Which lines hold the string "structured"? Copy every one of them.

Extracted material start

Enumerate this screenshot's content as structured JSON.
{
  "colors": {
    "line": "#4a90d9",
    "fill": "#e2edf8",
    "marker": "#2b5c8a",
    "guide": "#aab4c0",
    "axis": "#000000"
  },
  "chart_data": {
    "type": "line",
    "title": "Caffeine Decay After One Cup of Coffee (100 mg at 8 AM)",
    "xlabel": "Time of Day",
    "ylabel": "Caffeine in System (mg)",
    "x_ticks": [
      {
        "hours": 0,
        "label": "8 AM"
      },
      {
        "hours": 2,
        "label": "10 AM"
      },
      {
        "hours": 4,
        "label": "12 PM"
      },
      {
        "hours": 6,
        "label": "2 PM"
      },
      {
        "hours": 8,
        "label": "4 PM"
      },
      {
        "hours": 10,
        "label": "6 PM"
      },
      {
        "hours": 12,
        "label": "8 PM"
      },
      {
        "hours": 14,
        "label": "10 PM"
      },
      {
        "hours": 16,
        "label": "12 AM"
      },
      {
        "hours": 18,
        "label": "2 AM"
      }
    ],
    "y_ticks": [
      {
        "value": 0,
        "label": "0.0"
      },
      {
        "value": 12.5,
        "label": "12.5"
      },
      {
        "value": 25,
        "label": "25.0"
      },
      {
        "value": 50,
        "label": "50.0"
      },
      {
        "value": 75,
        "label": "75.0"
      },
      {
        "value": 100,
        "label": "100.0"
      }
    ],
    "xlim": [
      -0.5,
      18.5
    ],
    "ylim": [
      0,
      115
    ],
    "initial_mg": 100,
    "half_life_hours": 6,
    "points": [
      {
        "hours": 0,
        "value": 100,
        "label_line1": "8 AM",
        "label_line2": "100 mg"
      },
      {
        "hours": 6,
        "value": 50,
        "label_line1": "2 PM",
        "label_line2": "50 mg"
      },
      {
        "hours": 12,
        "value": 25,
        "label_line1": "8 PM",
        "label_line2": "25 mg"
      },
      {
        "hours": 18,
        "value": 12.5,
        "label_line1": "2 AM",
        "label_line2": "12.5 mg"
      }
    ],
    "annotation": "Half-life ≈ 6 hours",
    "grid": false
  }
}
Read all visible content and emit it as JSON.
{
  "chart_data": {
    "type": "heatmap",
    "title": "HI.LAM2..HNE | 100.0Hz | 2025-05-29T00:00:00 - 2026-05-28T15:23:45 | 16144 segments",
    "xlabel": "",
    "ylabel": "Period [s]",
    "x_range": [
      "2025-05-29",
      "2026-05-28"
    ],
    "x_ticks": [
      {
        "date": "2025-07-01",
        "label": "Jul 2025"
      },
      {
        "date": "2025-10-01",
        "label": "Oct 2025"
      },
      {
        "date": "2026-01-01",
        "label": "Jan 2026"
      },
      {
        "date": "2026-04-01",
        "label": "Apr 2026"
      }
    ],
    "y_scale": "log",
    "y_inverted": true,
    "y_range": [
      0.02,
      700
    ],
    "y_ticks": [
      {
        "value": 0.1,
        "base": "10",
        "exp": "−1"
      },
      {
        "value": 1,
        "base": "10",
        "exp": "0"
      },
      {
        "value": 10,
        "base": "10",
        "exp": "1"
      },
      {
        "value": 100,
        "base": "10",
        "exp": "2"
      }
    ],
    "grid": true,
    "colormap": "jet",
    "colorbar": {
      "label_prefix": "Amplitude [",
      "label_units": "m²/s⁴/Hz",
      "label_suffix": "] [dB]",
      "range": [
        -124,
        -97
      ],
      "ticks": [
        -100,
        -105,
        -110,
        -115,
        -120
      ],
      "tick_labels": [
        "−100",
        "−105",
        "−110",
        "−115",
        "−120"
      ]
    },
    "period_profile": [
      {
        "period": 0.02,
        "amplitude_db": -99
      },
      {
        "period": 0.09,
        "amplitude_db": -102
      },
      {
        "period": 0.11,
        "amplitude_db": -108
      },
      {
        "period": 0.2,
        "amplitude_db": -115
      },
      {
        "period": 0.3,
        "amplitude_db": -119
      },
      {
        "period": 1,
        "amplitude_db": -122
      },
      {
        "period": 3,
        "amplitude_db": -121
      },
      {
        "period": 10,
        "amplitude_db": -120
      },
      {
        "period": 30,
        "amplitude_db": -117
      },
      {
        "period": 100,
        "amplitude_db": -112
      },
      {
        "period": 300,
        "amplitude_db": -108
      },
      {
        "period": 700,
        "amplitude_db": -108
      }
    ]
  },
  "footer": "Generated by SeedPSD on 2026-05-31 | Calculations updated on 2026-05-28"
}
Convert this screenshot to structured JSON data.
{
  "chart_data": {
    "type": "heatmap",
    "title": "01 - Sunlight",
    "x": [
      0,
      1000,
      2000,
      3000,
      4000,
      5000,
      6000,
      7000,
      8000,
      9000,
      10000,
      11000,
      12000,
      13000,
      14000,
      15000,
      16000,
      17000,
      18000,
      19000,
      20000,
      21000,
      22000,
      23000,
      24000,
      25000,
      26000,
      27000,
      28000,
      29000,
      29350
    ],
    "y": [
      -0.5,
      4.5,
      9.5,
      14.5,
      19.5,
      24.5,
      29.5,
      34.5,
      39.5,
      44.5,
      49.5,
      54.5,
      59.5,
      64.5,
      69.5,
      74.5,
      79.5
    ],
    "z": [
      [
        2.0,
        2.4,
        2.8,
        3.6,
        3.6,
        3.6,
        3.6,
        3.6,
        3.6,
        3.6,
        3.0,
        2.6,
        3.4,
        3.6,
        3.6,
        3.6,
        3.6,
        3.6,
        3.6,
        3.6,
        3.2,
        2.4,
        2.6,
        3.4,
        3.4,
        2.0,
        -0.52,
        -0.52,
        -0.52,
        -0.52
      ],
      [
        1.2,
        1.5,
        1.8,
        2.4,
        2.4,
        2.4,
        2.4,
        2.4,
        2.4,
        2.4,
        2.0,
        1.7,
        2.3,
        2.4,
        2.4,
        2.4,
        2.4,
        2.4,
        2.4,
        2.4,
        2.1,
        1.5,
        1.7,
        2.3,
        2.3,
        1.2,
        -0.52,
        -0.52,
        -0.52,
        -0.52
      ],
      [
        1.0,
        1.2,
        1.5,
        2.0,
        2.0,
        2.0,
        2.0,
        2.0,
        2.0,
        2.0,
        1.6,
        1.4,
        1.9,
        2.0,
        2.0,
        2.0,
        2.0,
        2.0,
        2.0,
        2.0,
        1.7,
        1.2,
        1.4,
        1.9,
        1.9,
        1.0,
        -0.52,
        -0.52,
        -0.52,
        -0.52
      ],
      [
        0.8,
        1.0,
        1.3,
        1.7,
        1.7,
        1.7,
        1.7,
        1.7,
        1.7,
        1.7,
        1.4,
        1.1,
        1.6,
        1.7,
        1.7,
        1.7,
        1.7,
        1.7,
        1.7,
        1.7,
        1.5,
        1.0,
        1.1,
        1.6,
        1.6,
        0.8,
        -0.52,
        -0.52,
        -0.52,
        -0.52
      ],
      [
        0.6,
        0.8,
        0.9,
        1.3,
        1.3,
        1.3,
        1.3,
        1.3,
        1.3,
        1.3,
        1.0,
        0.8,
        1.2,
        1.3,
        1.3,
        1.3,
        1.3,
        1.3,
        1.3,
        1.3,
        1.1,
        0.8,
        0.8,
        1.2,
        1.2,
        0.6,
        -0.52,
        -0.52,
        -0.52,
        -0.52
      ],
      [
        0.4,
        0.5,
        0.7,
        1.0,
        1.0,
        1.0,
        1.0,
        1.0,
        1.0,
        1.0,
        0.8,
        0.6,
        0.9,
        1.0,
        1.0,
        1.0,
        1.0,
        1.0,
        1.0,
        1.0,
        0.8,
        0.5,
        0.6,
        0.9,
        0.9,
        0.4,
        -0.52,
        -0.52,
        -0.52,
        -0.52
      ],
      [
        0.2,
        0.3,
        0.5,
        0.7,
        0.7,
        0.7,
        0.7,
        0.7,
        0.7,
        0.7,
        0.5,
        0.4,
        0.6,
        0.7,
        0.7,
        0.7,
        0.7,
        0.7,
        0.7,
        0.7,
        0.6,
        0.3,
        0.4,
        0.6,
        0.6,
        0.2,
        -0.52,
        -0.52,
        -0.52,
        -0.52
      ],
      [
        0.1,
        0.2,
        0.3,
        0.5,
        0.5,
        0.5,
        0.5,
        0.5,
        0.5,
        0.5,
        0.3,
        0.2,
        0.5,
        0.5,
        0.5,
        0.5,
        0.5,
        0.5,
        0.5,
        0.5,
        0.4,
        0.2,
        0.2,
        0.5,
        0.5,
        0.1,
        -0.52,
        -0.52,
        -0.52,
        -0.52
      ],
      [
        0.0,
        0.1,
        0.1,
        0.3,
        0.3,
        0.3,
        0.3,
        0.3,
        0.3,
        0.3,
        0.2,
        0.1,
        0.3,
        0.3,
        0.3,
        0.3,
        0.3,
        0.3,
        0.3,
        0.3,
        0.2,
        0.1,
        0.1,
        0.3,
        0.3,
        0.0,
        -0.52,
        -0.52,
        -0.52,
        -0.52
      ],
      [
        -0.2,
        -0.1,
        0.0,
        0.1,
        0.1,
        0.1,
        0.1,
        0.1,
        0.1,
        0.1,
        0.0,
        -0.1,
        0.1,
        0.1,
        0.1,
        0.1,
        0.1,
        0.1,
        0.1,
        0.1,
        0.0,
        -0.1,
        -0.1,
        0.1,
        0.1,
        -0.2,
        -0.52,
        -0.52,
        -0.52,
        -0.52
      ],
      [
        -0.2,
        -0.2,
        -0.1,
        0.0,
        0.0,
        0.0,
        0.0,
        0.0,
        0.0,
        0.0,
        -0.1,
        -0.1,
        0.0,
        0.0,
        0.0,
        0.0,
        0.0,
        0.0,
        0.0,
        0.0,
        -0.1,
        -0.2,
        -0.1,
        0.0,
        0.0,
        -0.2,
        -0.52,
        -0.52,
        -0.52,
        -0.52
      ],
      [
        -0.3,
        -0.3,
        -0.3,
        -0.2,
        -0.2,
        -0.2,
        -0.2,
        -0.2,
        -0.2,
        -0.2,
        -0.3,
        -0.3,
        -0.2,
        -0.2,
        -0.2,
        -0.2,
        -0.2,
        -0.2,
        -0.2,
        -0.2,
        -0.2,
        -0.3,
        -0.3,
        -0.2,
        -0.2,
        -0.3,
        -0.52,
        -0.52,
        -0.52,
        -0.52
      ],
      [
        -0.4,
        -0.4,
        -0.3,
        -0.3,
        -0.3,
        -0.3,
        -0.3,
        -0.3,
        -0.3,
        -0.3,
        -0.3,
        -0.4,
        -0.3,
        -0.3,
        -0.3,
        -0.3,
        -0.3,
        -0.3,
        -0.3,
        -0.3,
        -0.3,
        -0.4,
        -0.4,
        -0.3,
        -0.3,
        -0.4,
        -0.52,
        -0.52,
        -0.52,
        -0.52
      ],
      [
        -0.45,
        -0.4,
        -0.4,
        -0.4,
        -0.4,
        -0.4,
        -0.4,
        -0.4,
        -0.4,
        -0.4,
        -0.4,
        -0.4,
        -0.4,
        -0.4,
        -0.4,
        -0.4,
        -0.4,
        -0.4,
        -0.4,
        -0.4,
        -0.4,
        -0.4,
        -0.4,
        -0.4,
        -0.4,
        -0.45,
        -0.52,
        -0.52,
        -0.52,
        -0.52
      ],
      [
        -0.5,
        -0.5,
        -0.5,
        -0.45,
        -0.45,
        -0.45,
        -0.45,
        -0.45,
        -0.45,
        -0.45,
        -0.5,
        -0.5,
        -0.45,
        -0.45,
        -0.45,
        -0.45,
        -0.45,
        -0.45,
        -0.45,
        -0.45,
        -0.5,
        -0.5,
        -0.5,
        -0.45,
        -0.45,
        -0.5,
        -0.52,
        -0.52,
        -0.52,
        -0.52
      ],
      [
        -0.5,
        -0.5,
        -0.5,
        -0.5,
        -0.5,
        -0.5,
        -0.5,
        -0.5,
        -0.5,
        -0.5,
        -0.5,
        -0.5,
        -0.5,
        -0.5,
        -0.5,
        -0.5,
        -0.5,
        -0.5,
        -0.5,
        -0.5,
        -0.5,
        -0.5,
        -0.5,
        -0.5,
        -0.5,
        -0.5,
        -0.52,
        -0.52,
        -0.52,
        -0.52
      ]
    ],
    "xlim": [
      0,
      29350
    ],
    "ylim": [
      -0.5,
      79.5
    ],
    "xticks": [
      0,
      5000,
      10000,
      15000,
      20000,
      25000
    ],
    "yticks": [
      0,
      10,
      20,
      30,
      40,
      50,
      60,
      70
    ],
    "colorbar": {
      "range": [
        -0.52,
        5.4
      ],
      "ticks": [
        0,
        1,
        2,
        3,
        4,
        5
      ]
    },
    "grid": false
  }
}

Extracted material end

Complete output:
Enumerate this screenshot's content as structured JSON.
Convert this screenshot to structured JSON data.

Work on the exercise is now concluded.